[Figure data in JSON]
--- START ---

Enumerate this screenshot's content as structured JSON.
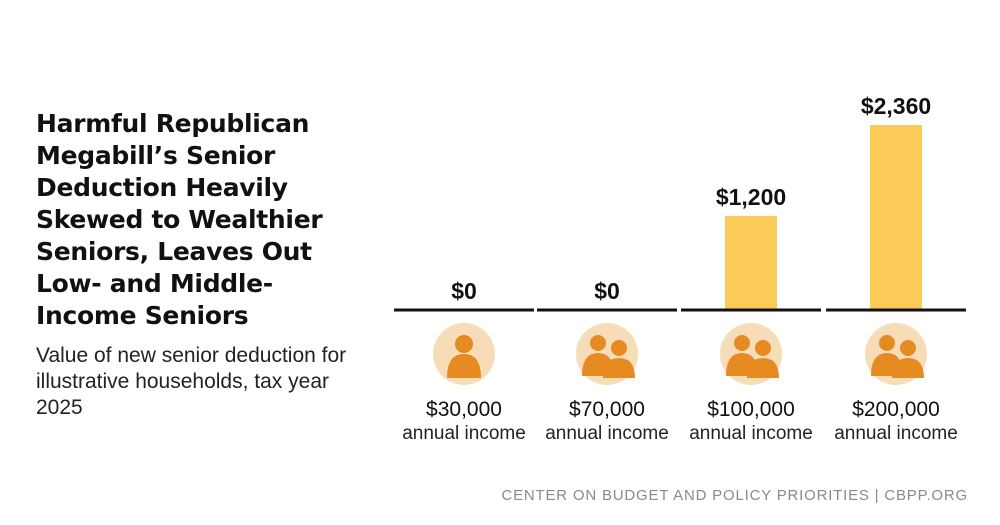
{
  "title": "Harmful Republican Megabill’s Senior Deduction Heavily Skewed to Wealthier Seniors, Leaves Out Low- and Middle-Income Seniors",
  "subtitle": "Value of new senior deduction for illustrative households, tax year 2025",
  "source": "CENTER ON BUDGET AND POLICY PRIORITIES | CBPP.ORG",
  "colors": {
    "bar": "#FBCB57",
    "icon_circle": "#F6DDB8",
    "icon_figure": "#E58B22",
    "baseline": "#111111"
  },
  "chart_data": {
    "type": "bar",
    "title": "Value of new senior deduction for illustrative households, tax year 2025",
    "categories": [
      "$30,000",
      "$70,000",
      "$100,000",
      "$200,000"
    ],
    "category_sublabel": "annual income",
    "values": [
      0,
      0,
      1200,
      2360
    ],
    "value_labels": [
      "$0",
      "$0",
      "$1,200",
      "$2,360"
    ],
    "household_icons": [
      "single-person-icon",
      "couple-icon",
      "couple-icon",
      "couple-icon"
    ],
    "ylim": [
      0,
      2360
    ],
    "xlabel": "",
    "ylabel": "",
    "grid": false
  }
}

--- END ---

• The problem
Copy in full each line that holds the word "households".

• Solution to the exercise
  "subtitle": "Value of new senior deduction for illustrative households, tax year 2025",
    "title": "Value of new senior deduction for illustrative households, tax year 2025",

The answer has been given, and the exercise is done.